(EXCERPT)

Part of the claymation duo’s charm is how sparingly they’re deployed. Since A Grand Day Out, they have only appeared on screen for about three hours, half of which came in the form of the feature film (terrifyingly, nearly 20 years old) The Curse of the Were-Rabbit. So a new outing, make no mistake, is an extremely big deal.

Oddly, though, it’s as if Aardman isn’t entirely sure how to package the pair this time around. The best, most muscular Wallace & Gromit stories have always been the half-hour classics, The Wrong Trousers and A Close Shave. Vengeance Most Fowl is not that. Nor is it a feature film, clocking in at just over an hour. Does this mean it found itself being caught between two stools? Well, yes and no.

Wallace & Gromit: Vengeance Most Fowl – trailer

No, because Wallace & Gromit is genetically incapable of being bad. Even its least fondly remembered offerings (I must confess to having no memory of 2008’s A Matter of Loaf and Death) are charm personified. And so it is here, with the pair’s perfect balance – one scatterbrained and enthusiastic, the other patient and longsuffering – still in perfect working order.

And enough time has passed to give the franchise a worldview. If Vengeance Most Fowl is about anything, it’s how much we lose when we come to rely on technology. Wallace’s big invention this time is Norbot, a “smart gnome” that works as a kind of sentient Alexa, replacing the charms of simple human effort.

This is hardly a new take – this year alone, The Wild Robot managed to rip at your heartstrings with this exact premise – but there’s something extremely touching about seeing it happen during a Wallace & Gromit adventure. This is a series that has never been afraid to do things the old way. CGI might be easier and less time-consuming, but there’s something beautifully tangible about incrementally manipulated stop-motion animation. The process is tedious, but the effort pays off.

There’s also something that’s happily askew this time around. Wallace and Gromit are still as funny as ever, with every frame full of puns and sight gags, but the fact that the enemy here is one of Gromit’s gadgets gone wrong acts as a happy piece of self-commentary. All of Wallace’s Heath Robinson-style productivity gadgets seemed like fun decades ago, but this time there’s a slight weariness to them. And the less said about the gargantuan passive-aggression needed to create a voice-activated virtual assistant for your mute dog the better.

‘Arguably the best character Nick Park ever created’ … Feathers McGraw in Wallace & Gromit: Vengeance Most Fowl. Photograph: Aardman Animations

More than anything, though, Vengeance Most Fowl scores highly for bringing back Feathers McGraw, the inscrutable penguin mega-villian from The Wrong Trousers. Arguably the best character Nick Park ever created, McGraw goes full Sideshow Bob here. Languishing in a maximum-security zoo, ripped and fixated on revenge, he is a figure of pure menace. This would be his Cape Fear, if only he wasn’t so darn adorable. It’s also worth pointing out that the sheer expression the animators have wrought from a character who is essentially a beer bottle with flippers is astonishing. There’s a shrug McGraw performs near the end that manages to say everything you need to know about the character. It is extraordinary.

(End EXCERPT)
(EXCERPTED DATA)

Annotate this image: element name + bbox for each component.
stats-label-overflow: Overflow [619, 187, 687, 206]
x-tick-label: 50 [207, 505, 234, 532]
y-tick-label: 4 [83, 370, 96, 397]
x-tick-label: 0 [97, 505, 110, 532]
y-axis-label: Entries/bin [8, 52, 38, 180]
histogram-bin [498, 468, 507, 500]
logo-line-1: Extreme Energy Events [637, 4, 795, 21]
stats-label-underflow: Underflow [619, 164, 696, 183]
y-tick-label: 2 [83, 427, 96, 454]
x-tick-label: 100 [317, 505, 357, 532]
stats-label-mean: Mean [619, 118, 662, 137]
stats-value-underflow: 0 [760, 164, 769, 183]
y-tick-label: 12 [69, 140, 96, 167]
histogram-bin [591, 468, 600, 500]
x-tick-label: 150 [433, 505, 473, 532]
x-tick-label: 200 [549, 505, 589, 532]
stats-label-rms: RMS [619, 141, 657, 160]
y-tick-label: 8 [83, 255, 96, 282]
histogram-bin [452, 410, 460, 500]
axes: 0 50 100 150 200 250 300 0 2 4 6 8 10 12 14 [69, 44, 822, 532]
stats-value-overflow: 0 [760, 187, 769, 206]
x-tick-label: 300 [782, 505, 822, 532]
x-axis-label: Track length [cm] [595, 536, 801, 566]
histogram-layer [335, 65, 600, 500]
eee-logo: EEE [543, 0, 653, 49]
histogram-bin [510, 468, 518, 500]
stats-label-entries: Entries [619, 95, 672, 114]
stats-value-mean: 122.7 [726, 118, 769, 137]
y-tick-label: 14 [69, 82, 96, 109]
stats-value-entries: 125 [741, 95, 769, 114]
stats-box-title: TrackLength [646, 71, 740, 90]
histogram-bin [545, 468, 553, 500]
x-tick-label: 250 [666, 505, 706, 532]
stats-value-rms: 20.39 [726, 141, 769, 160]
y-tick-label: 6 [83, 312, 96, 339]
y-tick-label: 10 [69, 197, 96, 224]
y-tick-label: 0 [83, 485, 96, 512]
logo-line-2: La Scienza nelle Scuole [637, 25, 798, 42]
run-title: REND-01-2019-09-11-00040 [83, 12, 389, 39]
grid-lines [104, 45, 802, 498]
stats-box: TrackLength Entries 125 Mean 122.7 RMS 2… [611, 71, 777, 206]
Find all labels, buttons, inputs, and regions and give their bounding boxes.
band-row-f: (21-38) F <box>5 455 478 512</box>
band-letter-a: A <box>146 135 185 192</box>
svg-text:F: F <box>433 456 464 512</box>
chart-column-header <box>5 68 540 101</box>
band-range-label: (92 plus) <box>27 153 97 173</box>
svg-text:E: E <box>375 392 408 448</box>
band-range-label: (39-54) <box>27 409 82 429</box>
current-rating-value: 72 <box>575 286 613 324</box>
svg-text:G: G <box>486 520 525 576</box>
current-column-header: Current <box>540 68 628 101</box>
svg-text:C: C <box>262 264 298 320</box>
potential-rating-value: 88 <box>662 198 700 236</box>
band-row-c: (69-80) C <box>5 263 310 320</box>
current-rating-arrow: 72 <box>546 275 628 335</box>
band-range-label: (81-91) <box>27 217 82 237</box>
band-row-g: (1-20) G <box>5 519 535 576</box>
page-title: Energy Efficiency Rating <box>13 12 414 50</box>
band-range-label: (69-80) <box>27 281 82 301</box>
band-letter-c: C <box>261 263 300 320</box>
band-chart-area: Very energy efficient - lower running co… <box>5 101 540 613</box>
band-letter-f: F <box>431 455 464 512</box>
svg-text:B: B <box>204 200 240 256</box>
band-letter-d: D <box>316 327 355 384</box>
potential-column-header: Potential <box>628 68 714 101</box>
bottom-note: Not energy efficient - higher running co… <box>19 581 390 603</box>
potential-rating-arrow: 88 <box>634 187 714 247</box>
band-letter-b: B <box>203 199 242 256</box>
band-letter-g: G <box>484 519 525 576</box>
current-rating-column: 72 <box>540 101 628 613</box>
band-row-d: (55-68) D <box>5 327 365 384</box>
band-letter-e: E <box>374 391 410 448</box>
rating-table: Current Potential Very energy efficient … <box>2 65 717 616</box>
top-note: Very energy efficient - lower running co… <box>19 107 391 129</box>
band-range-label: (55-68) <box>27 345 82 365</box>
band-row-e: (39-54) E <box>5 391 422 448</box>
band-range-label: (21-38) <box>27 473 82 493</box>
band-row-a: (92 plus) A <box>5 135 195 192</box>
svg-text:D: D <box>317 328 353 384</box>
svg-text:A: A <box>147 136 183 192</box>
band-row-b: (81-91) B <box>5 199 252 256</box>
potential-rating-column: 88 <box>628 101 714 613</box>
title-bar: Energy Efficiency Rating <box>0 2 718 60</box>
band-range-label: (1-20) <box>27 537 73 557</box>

(End EXCERPTED DATA)

== APPLY WHAT YOU READ ==
A. Revise the Vengeance Most Fowl review, giving everything from "This is hardly" down to "effort pays off." again with "CGI" replaced by "computer animation".
B. According to the Vengeance Most Fowl review, why is a new Wallace & Gromit outing an extremely big deal? Answer in one to three sentences.
C. In the Vengeance Most Fowl review, what is Wallace's big invention this time?
The data that comes after the review is separate material.

== RESPONSES TO THE EXERCISE ==
A.
This is hardly a new take – this year alone, The Wild Robot managed to rip at your heartstrings with this exact premise – but there’s something extremely touching about seeing it happen during a Wallace & Gromit adventure. This is a series that has never been afraid to do things the old way. computer animation might be easier and less time-consuming, but there’s something beautifully tangible about incrementally manipulated stop-motion animation. The process is tedious, but the effort pays off.

B. The pair are used very sparingly. Since A Grand Day Out they have appeared on screen for only about three hours, and half of that was the feature film The Curse of the Were-Rabbit.

C. Norbot, a "smart gnome."